● Data for this task
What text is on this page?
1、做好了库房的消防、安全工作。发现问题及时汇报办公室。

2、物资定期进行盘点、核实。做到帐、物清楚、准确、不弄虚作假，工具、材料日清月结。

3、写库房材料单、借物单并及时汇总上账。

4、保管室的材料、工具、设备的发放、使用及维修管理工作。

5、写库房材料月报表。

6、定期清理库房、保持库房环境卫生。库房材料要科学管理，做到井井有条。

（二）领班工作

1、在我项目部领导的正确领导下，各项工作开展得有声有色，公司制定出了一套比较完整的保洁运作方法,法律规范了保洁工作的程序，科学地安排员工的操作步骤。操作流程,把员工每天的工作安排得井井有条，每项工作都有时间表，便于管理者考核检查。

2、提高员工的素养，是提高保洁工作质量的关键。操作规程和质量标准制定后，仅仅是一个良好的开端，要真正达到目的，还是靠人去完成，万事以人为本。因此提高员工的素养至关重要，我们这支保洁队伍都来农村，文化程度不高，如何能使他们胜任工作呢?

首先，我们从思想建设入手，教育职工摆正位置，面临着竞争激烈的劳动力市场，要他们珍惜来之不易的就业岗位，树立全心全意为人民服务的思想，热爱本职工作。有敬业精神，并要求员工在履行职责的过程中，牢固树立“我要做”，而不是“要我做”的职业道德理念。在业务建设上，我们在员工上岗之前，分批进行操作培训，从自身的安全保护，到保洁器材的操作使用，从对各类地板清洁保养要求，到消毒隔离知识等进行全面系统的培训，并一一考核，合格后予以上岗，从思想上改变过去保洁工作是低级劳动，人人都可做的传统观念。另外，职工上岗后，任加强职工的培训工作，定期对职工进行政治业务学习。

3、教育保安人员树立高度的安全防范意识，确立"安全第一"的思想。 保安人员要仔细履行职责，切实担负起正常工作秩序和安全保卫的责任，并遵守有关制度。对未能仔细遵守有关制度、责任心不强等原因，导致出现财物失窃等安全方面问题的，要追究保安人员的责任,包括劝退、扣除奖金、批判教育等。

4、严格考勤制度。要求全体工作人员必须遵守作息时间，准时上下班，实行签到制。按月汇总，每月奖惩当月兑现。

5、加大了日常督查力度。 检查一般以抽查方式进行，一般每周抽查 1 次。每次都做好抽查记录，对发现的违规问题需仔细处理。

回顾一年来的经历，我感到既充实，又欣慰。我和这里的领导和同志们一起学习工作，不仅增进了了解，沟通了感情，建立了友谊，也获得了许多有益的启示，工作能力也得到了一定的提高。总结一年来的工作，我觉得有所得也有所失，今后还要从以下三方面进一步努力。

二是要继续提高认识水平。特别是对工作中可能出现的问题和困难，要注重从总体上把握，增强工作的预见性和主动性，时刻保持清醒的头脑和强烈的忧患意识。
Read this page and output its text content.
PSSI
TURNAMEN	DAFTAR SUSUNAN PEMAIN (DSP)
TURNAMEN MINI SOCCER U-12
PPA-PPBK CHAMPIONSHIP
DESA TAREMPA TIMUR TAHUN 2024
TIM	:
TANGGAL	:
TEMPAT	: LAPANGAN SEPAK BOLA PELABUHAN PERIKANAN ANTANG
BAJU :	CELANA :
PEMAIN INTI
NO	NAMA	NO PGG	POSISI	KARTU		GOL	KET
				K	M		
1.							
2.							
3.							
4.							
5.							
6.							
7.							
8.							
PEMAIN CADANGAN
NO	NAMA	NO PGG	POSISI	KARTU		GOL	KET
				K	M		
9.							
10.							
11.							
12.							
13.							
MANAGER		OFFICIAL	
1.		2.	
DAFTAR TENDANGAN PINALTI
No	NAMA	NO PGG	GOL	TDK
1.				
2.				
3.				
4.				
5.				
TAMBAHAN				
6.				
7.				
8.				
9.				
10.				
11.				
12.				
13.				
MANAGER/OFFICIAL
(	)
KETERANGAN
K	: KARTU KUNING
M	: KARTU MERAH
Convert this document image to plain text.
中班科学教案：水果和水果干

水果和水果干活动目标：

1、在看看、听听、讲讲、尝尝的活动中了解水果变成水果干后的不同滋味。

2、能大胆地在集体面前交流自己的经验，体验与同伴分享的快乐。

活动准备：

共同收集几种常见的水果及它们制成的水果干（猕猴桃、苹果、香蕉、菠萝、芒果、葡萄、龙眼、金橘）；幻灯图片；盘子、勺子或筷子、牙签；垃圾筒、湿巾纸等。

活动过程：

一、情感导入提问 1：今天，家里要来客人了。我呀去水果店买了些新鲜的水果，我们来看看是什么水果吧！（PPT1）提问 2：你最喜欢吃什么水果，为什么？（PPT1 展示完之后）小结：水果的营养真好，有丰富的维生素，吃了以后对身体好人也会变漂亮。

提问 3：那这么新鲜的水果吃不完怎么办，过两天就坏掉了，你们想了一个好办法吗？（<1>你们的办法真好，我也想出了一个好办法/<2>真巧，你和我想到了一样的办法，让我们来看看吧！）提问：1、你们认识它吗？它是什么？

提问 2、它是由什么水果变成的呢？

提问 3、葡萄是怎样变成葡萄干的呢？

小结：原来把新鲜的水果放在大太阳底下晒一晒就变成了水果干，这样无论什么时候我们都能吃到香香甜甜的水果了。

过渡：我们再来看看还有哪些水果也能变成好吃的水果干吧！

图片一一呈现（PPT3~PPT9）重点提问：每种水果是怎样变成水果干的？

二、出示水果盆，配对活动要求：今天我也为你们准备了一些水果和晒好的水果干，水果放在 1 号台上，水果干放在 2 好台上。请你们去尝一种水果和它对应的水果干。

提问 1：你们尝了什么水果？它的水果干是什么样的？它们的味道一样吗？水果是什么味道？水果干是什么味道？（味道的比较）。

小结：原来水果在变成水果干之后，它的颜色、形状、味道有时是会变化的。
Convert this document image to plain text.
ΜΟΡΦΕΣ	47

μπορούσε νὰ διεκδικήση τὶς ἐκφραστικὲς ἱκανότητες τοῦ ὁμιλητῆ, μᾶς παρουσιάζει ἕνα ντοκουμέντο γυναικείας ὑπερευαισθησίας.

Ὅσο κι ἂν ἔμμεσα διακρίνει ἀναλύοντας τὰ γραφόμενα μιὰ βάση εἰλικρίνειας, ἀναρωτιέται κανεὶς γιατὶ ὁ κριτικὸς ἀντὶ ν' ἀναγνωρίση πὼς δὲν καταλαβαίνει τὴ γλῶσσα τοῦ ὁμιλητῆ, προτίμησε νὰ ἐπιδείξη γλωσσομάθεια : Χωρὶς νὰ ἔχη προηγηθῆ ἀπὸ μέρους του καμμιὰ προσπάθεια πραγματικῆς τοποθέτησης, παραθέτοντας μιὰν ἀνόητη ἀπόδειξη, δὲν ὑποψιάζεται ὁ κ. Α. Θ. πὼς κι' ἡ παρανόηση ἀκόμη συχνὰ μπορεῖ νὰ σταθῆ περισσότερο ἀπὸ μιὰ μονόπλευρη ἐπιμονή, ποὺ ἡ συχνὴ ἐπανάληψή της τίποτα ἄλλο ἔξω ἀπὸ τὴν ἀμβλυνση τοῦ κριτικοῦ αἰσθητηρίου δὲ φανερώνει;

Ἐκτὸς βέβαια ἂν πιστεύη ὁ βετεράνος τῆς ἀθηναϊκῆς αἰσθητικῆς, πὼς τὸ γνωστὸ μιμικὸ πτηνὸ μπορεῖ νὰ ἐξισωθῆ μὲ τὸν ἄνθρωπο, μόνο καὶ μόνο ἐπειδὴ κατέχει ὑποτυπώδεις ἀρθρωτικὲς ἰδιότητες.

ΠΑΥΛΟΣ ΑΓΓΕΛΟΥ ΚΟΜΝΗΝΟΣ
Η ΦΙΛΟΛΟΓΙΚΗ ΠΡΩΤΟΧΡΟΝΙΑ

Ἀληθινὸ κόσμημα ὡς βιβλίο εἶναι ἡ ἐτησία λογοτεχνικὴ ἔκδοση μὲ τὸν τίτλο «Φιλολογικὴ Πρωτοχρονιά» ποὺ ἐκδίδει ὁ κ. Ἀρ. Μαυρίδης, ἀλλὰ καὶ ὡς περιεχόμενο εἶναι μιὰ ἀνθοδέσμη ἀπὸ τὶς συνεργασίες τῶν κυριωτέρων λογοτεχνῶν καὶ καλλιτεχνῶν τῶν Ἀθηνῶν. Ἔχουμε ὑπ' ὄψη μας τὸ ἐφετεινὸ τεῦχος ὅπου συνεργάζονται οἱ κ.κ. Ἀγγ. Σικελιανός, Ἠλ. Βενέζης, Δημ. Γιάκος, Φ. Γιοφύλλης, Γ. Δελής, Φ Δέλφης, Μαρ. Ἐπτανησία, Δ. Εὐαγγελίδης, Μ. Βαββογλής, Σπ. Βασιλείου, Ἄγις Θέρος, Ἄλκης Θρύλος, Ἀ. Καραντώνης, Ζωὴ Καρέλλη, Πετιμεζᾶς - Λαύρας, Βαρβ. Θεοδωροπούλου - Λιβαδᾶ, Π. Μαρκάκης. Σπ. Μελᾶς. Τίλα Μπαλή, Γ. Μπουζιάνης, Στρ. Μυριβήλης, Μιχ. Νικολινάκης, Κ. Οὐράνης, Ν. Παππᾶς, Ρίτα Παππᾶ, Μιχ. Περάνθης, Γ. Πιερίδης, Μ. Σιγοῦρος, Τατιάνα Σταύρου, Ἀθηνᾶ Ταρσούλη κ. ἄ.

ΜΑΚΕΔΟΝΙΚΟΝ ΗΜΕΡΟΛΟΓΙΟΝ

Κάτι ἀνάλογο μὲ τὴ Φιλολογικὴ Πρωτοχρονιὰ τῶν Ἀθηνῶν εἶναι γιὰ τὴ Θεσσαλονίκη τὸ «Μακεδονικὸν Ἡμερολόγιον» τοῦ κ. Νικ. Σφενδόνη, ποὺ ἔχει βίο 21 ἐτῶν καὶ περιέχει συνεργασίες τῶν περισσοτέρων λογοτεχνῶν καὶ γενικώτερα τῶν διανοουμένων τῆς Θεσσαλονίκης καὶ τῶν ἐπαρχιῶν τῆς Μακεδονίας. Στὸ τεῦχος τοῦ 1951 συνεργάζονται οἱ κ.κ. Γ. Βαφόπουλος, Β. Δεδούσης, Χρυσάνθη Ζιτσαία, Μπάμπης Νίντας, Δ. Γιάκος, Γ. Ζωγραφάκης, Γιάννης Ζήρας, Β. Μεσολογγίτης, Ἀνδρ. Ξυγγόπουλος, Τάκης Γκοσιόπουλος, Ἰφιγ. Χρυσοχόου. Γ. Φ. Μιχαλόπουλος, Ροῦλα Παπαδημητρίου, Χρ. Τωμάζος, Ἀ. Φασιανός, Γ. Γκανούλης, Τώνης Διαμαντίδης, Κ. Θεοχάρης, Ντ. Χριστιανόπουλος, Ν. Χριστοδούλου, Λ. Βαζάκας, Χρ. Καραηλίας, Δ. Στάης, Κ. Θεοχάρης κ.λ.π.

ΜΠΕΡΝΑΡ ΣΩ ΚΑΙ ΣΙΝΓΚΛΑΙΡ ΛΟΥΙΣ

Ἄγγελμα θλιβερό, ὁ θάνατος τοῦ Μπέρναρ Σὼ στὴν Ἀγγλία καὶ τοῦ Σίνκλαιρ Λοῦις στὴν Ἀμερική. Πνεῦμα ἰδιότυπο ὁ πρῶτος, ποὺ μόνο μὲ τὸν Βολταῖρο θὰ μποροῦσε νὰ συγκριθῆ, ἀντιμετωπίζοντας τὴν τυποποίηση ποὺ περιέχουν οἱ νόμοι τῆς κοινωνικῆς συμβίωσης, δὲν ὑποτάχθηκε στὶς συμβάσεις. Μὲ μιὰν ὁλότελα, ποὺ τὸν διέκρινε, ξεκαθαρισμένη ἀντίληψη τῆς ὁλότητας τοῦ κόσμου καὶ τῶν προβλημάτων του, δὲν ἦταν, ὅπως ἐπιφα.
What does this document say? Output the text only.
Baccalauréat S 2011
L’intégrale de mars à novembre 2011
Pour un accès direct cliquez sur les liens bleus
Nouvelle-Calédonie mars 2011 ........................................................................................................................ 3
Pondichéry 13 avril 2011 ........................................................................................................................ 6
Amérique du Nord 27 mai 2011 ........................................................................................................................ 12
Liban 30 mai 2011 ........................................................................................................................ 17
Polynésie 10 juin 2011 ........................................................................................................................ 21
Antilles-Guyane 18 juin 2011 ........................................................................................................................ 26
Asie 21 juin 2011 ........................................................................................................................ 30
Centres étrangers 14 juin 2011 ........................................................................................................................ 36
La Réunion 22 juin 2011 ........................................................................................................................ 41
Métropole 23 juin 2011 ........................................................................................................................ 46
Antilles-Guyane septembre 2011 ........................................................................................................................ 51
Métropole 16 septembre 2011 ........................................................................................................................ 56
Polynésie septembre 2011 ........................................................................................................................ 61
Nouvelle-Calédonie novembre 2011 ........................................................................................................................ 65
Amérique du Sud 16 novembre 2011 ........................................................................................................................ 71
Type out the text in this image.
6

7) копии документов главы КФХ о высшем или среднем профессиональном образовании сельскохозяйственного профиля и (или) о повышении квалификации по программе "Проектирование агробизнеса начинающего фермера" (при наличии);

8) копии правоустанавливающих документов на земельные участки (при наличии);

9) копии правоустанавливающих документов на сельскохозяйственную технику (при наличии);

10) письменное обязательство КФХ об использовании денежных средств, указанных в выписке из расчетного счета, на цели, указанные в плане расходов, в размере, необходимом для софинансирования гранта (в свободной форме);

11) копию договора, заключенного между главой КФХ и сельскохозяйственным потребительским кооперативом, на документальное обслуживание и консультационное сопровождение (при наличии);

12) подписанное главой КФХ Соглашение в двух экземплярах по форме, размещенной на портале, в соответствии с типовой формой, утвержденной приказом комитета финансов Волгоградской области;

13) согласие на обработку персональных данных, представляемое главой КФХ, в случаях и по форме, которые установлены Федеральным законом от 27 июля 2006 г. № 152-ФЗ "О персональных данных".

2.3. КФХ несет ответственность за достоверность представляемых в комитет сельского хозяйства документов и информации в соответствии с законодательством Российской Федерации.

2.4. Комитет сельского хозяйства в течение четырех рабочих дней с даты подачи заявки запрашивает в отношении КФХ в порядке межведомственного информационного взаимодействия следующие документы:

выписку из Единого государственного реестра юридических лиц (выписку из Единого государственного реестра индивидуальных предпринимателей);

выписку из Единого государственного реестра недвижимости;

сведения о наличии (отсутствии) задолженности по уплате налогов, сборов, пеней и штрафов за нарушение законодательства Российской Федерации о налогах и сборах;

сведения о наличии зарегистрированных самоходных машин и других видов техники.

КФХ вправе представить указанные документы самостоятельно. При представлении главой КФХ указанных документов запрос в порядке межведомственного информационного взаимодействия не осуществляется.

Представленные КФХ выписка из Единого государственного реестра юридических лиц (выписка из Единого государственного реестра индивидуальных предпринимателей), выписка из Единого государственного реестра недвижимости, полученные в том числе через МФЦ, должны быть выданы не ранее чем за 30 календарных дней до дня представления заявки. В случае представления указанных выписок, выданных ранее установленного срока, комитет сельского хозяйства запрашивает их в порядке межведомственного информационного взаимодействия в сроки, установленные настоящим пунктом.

● Exercise
Write only the number of lines in the data above that include "DAFTAR".

● Result
2